> _STUDY TEXT_:
Published by Chris Coyier

CSS variables are always a hot topic when "the future of CSS" is discussed. They are actually coming natively, but using them in production (without a CSS preprocessor framework) is a long way off. However there is a feature that actually has some browser support now that has a CSS variable feel to it, and that's the currentColor value.

It works like this:

div { 
  color: red; 
  border: 5px solid currentColor;
  box-shadow: 0 0 5px solid currentColor;

I learned about this from a panel at SXSW 2011 on CSS3 with Stephanie & Greg Rewis, Estelle Weyl, and Christopher Schmitt. Googling it turned up Divya Manian's article who says: can use this value to indicate you want to use the value of color for other properties that accept a color value: borders, box shadows, outlines, or backgrounds.

This value was first supported by Opera in 2009, since then, Firefox 3.5+, Chrome 1+, and Safari 4+.

My own testing showed it work in: Firefox 4 and Opera 11, but NOT in Chrome 11 or Safari 5 (perhaps WebKit dropped it)1

It will follow the cascade

body { color: red; }
div { border: 5px solid currentColor; }

You can't trick it.

Let's say you wanted to exploit the variable quality to it, but then reset the color for the actual text... this won't work:

div {

   color: red;
   border: 5px solid currentColor;
   box-shadow: 0 0 5px currentColor; 
   color: black;

Everything will be black.


Between the limited browser support, the fact you can't trick it, and that it's only used for a single color makes use cases for this pretty few and far between. If you can think of a good one, please share!

Update: here's a cool one - using it in animation.

1 This isn't in the spec, so if it doesn't work in a particular browser, it's not a matter of failure of standards support.

> _THE PROBLEM_: Transcribe the passage of the currentColor article between "I learned about" and "outlines, or backgrounds.", inclusive.

Dataset entries

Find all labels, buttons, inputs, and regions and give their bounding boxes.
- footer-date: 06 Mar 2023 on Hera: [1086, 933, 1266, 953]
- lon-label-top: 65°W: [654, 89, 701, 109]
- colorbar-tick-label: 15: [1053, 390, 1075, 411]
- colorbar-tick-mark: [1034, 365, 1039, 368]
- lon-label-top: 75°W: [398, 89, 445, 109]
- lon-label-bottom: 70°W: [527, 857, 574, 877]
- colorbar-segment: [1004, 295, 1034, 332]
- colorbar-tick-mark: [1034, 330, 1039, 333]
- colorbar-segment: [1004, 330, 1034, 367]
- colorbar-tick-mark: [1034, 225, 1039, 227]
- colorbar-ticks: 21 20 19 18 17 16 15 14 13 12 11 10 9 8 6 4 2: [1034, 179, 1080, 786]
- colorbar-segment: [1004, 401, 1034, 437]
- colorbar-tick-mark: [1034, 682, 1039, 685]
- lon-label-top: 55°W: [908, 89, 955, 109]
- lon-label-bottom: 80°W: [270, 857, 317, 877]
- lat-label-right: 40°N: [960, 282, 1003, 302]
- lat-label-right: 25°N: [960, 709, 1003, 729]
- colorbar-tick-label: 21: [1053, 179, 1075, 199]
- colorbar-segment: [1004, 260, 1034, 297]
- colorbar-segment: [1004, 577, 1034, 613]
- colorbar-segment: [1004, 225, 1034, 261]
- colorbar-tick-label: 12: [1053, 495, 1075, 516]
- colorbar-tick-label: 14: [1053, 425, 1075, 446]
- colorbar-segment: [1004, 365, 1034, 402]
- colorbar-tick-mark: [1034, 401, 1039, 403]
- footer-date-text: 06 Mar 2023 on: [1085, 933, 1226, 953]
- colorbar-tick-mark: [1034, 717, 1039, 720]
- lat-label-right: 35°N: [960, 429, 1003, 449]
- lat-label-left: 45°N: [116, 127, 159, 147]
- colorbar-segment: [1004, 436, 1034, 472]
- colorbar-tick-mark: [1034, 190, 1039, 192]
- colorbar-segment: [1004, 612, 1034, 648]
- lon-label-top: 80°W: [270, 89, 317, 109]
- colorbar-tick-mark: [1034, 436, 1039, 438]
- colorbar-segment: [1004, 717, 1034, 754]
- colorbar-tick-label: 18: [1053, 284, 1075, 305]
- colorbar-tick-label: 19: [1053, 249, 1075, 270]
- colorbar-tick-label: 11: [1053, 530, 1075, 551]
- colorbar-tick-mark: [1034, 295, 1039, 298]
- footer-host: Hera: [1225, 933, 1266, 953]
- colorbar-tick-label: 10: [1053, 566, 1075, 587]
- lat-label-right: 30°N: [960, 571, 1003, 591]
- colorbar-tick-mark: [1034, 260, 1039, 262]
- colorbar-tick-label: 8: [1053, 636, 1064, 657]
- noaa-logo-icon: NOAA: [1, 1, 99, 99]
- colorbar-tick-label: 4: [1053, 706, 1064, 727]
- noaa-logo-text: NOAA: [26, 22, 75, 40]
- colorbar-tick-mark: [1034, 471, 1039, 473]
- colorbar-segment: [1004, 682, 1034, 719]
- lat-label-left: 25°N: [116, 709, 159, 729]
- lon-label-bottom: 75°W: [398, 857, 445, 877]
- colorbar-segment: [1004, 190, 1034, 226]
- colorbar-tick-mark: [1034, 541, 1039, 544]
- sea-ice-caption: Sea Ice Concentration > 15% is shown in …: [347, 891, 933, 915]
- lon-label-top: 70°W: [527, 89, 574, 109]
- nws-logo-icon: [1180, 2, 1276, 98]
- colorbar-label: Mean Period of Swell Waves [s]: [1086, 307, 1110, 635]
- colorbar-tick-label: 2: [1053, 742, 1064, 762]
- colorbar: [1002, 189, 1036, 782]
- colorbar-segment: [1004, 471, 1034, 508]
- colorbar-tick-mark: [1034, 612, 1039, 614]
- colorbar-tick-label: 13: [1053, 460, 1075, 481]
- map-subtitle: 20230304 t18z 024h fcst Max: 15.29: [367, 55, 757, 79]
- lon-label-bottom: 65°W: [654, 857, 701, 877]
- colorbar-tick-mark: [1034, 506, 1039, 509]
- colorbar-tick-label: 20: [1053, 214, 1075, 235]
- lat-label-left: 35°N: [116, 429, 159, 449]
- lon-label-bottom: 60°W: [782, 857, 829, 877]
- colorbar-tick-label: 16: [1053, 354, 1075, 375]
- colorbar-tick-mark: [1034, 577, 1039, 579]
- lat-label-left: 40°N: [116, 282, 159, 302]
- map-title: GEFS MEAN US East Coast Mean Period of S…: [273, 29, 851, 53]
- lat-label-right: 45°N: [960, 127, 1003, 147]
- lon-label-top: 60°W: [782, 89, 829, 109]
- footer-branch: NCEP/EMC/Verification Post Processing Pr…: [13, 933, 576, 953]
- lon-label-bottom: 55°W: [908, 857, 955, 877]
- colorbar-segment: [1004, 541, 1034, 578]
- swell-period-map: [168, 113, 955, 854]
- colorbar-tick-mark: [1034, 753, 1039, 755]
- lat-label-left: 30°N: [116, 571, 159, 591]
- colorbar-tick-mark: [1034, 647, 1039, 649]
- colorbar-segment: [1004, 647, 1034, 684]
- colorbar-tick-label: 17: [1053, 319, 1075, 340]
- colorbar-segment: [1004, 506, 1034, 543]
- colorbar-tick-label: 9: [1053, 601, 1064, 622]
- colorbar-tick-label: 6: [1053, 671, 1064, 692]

> _ANSWER TO THIS TASK_:
I learned about this from a panel at SXSW 2011 on CSS3 with Stephanie & Greg Rewis, Estelle Weyl, and Christopher Schmitt. Googling it turned up Divya Manian's article who says: can use this value to indicate you want to use the value of color for other properties that accept a color value: borders, box shadows, outlines, or backgrounds.